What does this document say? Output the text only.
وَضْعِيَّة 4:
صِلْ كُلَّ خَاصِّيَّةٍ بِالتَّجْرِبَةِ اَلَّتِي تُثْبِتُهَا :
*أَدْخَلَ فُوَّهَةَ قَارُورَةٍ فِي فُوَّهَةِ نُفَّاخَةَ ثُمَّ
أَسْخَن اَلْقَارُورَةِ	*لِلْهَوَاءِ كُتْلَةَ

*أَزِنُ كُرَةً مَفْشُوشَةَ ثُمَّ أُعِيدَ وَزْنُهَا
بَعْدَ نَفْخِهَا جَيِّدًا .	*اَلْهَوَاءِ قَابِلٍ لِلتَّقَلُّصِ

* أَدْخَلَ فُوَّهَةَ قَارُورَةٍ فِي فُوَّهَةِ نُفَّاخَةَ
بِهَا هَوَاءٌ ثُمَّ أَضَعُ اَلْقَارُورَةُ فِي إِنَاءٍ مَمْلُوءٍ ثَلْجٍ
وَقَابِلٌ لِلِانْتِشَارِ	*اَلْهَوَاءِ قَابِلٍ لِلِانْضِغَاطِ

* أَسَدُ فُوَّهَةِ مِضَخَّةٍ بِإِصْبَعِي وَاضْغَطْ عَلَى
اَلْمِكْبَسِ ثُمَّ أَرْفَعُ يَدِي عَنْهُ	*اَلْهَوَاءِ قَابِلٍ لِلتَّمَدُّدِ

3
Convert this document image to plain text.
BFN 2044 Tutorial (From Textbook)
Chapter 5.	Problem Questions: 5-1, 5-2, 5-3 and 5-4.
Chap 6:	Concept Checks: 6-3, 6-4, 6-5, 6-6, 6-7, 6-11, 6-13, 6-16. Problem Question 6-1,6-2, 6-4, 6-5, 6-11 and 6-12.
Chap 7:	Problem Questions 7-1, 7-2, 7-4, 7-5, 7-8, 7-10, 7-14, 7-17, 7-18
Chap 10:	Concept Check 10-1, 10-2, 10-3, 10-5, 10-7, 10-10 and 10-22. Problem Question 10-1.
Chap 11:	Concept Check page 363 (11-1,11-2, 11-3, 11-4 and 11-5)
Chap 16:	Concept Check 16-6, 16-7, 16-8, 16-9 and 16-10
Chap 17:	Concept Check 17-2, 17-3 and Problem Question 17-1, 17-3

→ **Requirements**
The string "Concept" may appear in lines of the listing above; tally those lines and give the number only.

→ **Answer for this exercise**
5